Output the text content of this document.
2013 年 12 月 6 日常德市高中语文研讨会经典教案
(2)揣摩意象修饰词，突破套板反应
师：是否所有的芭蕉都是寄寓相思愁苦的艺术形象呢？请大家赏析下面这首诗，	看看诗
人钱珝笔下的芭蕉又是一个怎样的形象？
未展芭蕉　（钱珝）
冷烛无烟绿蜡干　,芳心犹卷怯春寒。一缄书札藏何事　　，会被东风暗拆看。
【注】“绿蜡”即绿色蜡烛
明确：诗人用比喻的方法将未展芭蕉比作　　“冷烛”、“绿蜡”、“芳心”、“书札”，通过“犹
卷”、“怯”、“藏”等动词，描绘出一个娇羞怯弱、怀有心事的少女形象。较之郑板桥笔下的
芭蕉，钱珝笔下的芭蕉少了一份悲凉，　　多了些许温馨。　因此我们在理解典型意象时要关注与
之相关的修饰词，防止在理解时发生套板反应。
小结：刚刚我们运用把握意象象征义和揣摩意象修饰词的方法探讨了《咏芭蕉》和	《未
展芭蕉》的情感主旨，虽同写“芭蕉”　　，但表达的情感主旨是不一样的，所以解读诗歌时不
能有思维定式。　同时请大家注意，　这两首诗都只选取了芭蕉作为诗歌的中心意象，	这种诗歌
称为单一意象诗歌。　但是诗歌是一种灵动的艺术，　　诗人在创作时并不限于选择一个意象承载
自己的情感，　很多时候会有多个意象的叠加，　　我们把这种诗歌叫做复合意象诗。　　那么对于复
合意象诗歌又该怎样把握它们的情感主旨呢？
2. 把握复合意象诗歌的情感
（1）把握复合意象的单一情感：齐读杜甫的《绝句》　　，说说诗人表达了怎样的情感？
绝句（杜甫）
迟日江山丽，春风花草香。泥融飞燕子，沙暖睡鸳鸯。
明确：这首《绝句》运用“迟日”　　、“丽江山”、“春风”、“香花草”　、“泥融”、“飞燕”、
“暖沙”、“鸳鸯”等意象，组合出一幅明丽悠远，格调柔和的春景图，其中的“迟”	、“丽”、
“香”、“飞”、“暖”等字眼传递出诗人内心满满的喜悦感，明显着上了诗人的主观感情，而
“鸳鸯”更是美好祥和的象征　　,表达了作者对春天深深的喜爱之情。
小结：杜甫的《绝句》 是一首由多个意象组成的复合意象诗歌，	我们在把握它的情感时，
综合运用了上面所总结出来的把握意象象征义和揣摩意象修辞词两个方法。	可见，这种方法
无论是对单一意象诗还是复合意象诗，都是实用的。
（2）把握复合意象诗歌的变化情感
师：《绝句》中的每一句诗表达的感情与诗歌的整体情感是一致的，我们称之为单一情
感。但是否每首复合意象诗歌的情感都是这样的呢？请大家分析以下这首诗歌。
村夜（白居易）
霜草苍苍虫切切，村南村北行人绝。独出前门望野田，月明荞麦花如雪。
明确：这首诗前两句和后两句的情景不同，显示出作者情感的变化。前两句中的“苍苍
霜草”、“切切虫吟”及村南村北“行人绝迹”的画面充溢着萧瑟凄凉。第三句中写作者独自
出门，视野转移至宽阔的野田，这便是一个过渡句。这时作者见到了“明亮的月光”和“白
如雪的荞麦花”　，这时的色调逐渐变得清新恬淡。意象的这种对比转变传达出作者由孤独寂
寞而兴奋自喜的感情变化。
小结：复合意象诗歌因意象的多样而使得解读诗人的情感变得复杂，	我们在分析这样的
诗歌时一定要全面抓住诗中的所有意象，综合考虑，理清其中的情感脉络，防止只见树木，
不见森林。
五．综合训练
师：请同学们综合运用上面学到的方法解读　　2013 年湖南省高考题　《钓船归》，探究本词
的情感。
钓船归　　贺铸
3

--------------------------------

EXERCISE AIM:
Write the material out again in its entirety, exactly as shown.

COMPLETED TASK:
Output the text content of this document.
2013 年 12 月 6 日常德市高中语文研讨会经典教案
(2)揣摩意象修饰词，突破套板反应
师：是否所有的芭蕉都是寄寓相思愁苦的艺术形象呢？请大家赏析下面这首诗，	看看诗
人钱珝笔下的芭蕉又是一个怎样的形象？
未展芭蕉　（钱珝）
冷烛无烟绿蜡干　,芳心犹卷怯春寒。一缄书札藏何事　　，会被东风暗拆看。
【注】“绿蜡”即绿色蜡烛
明确：诗人用比喻的方法将未展芭蕉比作　　“冷烛”、“绿蜡”、“芳心”、“书札”，通过“犹
卷”、“怯”、“藏”等动词，描绘出一个娇羞怯弱、怀有心事的少女形象。较之郑板桥笔下的
芭蕉，钱珝笔下的芭蕉少了一份悲凉，　　多了些许温馨。　因此我们在理解典型意象时要关注与
之相关的修饰词，防止在理解时发生套板反应。
小结：刚刚我们运用把握意象象征义和揣摩意象修饰词的方法探讨了《咏芭蕉》和	《未
展芭蕉》的情感主旨，虽同写“芭蕉”　　，但表达的情感主旨是不一样的，所以解读诗歌时不
能有思维定式。　同时请大家注意，　这两首诗都只选取了芭蕉作为诗歌的中心意象，	这种诗歌
称为单一意象诗歌。　但是诗歌是一种灵动的艺术，　　诗人在创作时并不限于选择一个意象承载
自己的情感，　很多时候会有多个意象的叠加，　　我们把这种诗歌叫做复合意象诗。　　那么对于复
合意象诗歌又该怎样把握它们的情感主旨呢？
2. 把握复合意象诗歌的情感
（1）把握复合意象的单一情感：齐读杜甫的《绝句》　　，说说诗人表达了怎样的情感？
绝句（杜甫）
迟日江山丽，春风花草香。泥融飞燕子，沙暖睡鸳鸯。
明确：这首《绝句》运用“迟日”　　、“丽江山”、“春风”、“香花草”　、“泥融”、“飞燕”、
“暖沙”、“鸳鸯”等意象，组合出一幅明丽悠远，格调柔和的春景图，其中的“迟”	、“丽”、
“香”、“飞”、“暖”等字眼传递出诗人内心满满的喜悦感，明显着上了诗人的主观感情，而
“鸳鸯”更是美好祥和的象征　　,表达了作者对春天深深的喜爱之情。
小结：杜甫的《绝句》 是一首由多个意象组成的复合意象诗歌，	我们在把握它的情感时，
综合运用了上面所总结出来的把握意象象征义和揣摩意象修辞词两个方法。	可见，这种方法
无论是对单一意象诗还是复合意象诗，都是实用的。
（2）把握复合意象诗歌的变化情感
师：《绝句》中的每一句诗表达的感情与诗歌的整体情感是一致的，我们称之为单一情
感。但是否每首复合意象诗歌的情感都是这样的呢？请大家分析以下这首诗歌。
村夜（白居易）
霜草苍苍虫切切，村南村北行人绝。独出前门望野田，月明荞麦花如雪。
明确：这首诗前两句和后两句的情景不同，显示出作者情感的变化。前两句中的“苍苍
霜草”、“切切虫吟”及村南村北“行人绝迹”的画面充溢着萧瑟凄凉。第三句中写作者独自
出门，视野转移至宽阔的野田，这便是一个过渡句。这时作者见到了“明亮的月光”和“白
如雪的荞麦花”　，这时的色调逐渐变得清新恬淡。意象的这种对比转变传达出作者由孤独寂
寞而兴奋自喜的感情变化。
小结：复合意象诗歌因意象的多样而使得解读诗人的情感变得复杂，	我们在分析这样的
诗歌时一定要全面抓住诗中的所有意象，综合考虑，理清其中的情感脉络，防止只见树木，
不见森林。
五．综合训练
师：请同学们综合运用上面学到的方法解读　　2013 年湖南省高考题　《钓船归》，探究本词
的情感。
钓船归　　贺铸
3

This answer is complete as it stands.